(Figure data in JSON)
↓

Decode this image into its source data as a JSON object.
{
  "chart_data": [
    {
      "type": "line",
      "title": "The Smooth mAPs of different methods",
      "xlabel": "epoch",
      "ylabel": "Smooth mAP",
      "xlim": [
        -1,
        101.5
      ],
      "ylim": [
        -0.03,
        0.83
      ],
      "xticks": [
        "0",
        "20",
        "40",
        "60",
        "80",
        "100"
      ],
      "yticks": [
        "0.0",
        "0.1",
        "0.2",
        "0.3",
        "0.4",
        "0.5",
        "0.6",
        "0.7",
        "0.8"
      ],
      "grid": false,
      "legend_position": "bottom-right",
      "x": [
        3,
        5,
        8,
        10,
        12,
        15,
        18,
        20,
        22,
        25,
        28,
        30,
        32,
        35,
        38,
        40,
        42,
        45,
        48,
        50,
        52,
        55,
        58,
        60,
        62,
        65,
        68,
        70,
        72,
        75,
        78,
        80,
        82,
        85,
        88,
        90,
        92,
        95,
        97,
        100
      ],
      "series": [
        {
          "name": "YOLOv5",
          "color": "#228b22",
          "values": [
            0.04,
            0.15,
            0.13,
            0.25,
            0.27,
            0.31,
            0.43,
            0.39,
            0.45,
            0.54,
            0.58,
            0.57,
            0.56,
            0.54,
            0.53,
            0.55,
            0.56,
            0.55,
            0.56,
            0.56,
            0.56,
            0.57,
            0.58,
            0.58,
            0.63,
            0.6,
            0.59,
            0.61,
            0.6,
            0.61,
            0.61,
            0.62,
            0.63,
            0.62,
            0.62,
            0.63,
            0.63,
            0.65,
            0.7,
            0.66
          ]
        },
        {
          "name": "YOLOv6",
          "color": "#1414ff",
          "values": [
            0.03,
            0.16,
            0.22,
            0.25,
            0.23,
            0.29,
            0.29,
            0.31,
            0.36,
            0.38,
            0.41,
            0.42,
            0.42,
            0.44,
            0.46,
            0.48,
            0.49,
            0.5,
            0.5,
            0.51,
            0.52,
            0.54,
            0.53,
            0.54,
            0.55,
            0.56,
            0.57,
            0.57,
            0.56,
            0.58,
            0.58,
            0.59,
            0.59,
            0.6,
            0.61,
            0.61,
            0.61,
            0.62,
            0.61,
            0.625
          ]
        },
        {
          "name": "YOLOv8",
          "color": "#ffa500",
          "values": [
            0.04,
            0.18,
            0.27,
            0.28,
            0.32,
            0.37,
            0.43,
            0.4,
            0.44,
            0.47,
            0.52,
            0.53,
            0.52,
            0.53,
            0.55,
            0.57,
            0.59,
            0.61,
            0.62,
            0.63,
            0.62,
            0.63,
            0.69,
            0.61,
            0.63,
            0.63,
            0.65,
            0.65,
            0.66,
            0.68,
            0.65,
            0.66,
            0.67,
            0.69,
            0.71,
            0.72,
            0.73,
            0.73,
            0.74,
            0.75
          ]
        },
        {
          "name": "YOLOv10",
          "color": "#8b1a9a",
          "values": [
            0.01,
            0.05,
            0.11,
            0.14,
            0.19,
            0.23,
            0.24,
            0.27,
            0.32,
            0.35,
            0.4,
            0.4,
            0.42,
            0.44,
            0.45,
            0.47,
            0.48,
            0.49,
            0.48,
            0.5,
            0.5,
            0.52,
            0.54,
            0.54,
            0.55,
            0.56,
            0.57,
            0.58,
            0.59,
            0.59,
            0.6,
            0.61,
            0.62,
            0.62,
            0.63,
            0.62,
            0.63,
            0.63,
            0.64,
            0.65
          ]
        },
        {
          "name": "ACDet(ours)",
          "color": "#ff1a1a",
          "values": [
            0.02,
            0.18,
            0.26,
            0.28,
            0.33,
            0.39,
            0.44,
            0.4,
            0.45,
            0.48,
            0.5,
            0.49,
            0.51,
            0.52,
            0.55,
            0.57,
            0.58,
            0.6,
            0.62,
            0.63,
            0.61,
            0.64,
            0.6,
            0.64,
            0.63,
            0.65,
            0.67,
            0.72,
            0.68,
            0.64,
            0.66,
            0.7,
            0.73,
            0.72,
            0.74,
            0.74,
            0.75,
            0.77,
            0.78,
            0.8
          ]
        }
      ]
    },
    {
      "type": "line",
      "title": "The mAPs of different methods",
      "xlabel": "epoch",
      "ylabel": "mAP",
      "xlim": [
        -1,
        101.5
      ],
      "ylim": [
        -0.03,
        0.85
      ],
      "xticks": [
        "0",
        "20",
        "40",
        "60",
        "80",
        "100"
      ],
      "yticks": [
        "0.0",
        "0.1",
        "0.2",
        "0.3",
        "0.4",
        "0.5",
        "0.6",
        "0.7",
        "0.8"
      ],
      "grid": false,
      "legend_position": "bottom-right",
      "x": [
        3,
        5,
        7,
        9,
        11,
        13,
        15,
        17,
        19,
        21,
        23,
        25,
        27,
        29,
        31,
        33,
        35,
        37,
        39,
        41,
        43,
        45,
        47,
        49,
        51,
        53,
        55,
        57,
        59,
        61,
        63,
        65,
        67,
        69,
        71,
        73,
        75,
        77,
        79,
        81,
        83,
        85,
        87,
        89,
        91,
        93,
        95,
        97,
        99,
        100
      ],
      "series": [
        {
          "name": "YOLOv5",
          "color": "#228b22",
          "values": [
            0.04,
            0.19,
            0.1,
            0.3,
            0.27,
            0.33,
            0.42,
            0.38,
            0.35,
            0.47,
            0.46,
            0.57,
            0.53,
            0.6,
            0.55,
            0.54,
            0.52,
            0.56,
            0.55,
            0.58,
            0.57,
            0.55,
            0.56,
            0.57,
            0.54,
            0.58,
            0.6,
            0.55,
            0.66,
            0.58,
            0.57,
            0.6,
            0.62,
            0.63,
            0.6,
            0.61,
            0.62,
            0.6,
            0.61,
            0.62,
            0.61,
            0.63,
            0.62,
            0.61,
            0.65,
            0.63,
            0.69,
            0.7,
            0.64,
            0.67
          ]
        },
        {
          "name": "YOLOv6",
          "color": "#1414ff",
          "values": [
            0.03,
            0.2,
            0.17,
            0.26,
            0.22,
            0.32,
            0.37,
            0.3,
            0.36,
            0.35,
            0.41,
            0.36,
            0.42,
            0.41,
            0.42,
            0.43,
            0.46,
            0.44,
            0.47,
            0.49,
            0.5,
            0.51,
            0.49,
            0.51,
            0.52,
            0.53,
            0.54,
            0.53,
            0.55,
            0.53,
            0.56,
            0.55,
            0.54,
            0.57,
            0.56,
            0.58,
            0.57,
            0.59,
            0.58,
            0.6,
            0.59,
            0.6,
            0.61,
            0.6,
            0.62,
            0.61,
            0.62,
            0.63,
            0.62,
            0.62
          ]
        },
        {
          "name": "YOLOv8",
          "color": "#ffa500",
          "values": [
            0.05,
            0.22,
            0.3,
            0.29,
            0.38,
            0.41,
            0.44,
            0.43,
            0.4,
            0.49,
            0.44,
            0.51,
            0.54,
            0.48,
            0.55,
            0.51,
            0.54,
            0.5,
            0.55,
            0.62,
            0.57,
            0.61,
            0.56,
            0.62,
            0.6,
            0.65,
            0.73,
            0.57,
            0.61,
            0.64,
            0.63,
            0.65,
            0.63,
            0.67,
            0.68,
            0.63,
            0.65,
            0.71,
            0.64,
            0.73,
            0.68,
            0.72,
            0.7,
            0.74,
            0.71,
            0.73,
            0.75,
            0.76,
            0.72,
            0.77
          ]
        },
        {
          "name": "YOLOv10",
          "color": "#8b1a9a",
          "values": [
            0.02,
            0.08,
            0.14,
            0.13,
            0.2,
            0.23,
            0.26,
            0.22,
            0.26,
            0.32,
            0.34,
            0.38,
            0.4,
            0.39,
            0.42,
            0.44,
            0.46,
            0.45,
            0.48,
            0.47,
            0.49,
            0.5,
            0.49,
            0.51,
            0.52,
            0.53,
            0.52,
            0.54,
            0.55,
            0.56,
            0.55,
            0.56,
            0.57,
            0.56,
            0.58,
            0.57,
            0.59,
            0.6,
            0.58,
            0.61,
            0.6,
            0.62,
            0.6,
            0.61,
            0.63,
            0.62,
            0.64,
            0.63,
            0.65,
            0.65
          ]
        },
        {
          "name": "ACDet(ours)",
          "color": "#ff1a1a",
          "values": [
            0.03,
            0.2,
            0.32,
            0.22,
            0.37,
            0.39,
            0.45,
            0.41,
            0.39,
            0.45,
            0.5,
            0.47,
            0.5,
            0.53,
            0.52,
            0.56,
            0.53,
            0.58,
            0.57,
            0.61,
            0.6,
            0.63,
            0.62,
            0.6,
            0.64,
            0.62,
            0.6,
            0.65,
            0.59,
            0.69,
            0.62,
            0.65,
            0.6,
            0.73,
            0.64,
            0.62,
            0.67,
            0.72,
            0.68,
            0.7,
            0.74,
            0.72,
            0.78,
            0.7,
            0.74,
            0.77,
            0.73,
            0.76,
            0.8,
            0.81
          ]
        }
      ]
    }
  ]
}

↑

**GIVEN PROBLEM**
Pull out every line of the records that includes the string "different".

**TASK RESPONSE**
      "title": "The Smooth mAPs of different methods",
      "title": "The mAPs of different methods",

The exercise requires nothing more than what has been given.